Stated task - Go through the entries below and retype them exactly, omitting each picture.

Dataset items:
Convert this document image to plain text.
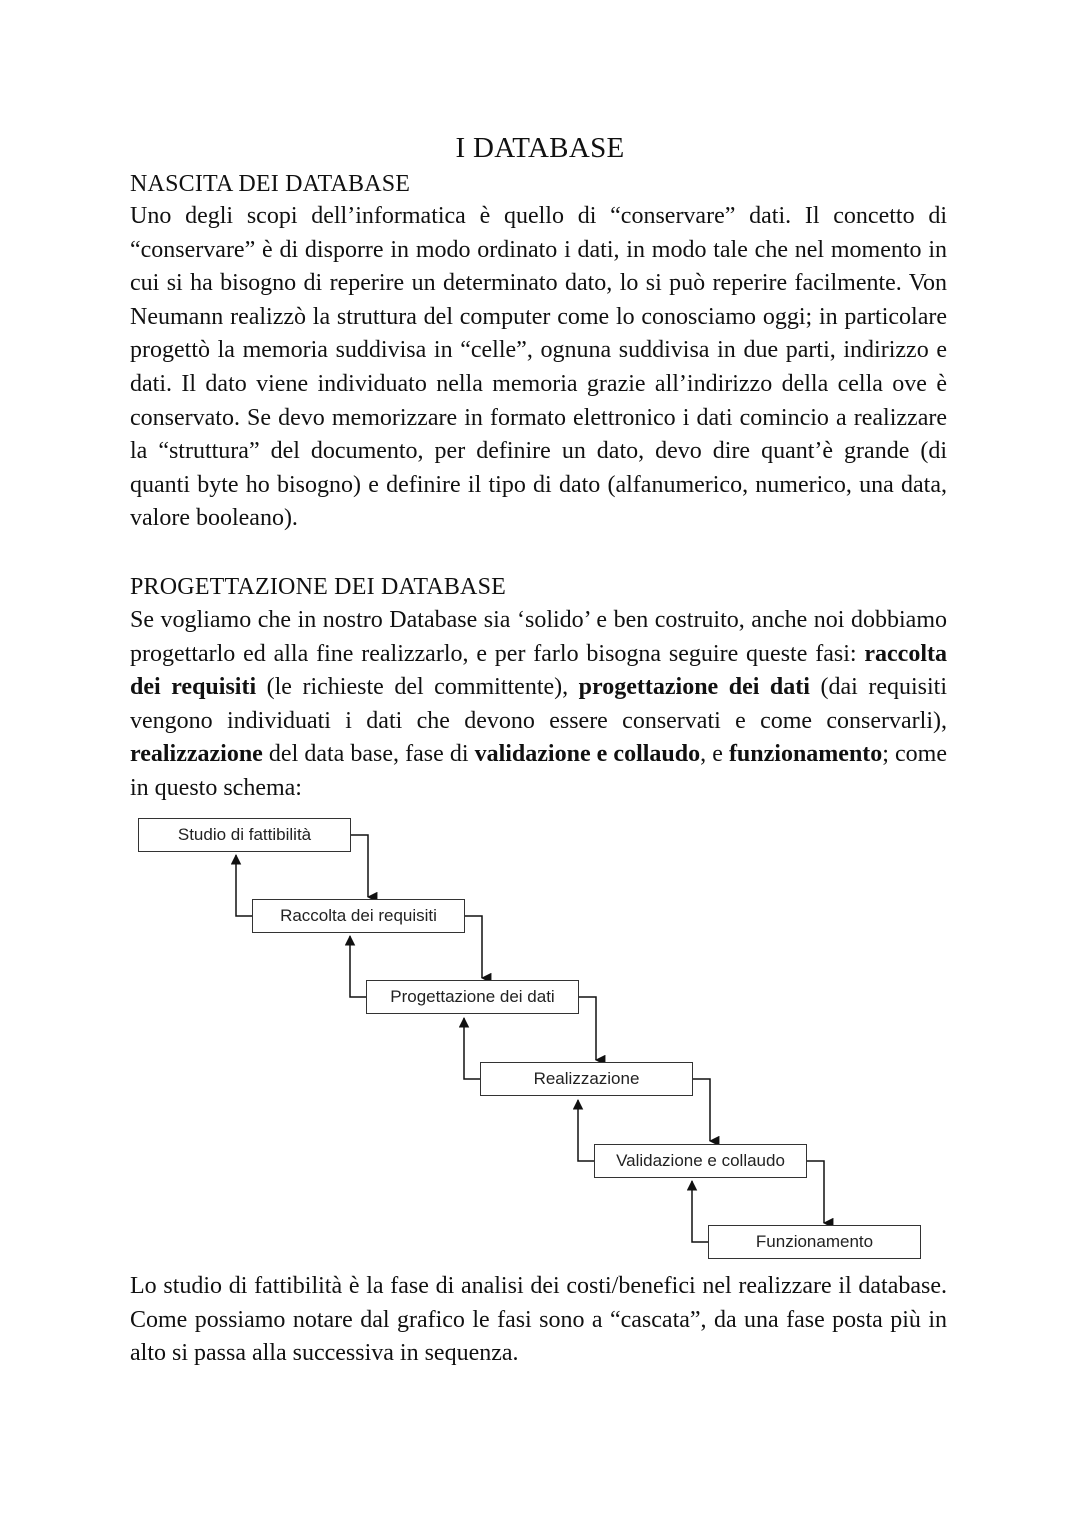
I DATABASE
NASCITA DEI DATABASE

Uno degli scopi dell’informatica è quello di “conservare” dati. Il concetto di “conservare” è di disporre in modo ordinato i dati, in modo tale che nel momento in cui si ha bisogno di reperire un determinato dato, lo si può reperire facilmente. Von Neumann realizzò la struttura del computer come lo conosciamo oggi; in particolare progettò la memoria suddivisa in “celle”, ognuna suddivisa in due parti, indirizzo e dati. Il dato viene individuato nella memoria grazie all’indirizzo della cella ove è conservato. Se devo memorizzare in formato elettronico i dati comincio a realizzare la “struttura” del documento, per definire un dato, devo dire quant’è grande (di quanti byte ho bisogno) e definire il tipo di dato (alfanumerico, numerico, una data, valore booleano).

PROGETTAZIONE DEI DATABASE

Se vogliamo che in nostro Database sia ‘solido’ e ben costruito, anche noi dobbiamo progettarlo ed alla fine realizzarlo, e per farlo bisogna seguire queste fasi: raccolta dei requisiti (le richieste del committente), progettazione dei dati (dai requisiti vengono individuati i dati che devono essere conservati e come conservarli), realizzazione del data base, fase di validazione e collaudo, e funzionamento; come in questo schema:

Studio di fattibilità
Raccolta dei requisiti
Progettazione dei dati
Realizzazione
Validazione e collaudo
Funzionamento

Lo studio di fattibilità è la fase di analisi dei costi/benefici nel realizzare il database. Come possiamo notare dal grafico le fasi sono a “cascata”, da una fase posta più in alto si passa alla successiva in sequenza.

The output -
Convert this document image to plain text.
I DATABASE
NASCITA DEI DATABASE

Uno degli scopi dell’informatica è quello di “conservare” dati. Il concetto di “conservare” è di disporre in modo ordinato i dati, in modo tale che nel momento in cui si ha bisogno di reperire un determinato dato, lo si può reperire facilmente. Von Neumann realizzò la struttura del computer come lo conosciamo oggi; in particolare progettò la memoria suddivisa in “celle”, ognuna suddivisa in due parti, indirizzo e dati. Il dato viene individuato nella memoria grazie all’indirizzo della cella ove è conservato. Se devo memorizzare in formato elettronico i dati comincio a realizzare la “struttura” del documento, per definire un dato, devo dire quant’è grande (di quanti byte ho bisogno) e definire il tipo di dato (alfanumerico, numerico, una data, valore booleano).

PROGETTAZIONE DEI DATABASE

Se vogliamo che in nostro Database sia ‘solido’ e ben costruito, anche noi dobbiamo progettarlo ed alla fine realizzarlo, e per farlo bisogna seguire queste fasi: raccolta dei requisiti (le richieste del committente), progettazione dei dati (dai requisiti vengono individuati i dati che devono essere conservati e come conservarli), realizzazione del data base, fase di validazione e collaudo, e funzionamento; come in questo schema:

Studio di fattibilità
Raccolta dei requisiti
Progettazione dei dati
Realizzazione
Validazione e collaudo
Funzionamento

Lo studio di fattibilità è la fase di analisi dei costi/benefici nel realizzare il database. Come possiamo notare dal grafico le fasi sono a “cascata”, da una fase posta più in alto si passa alla successiva in sequenza.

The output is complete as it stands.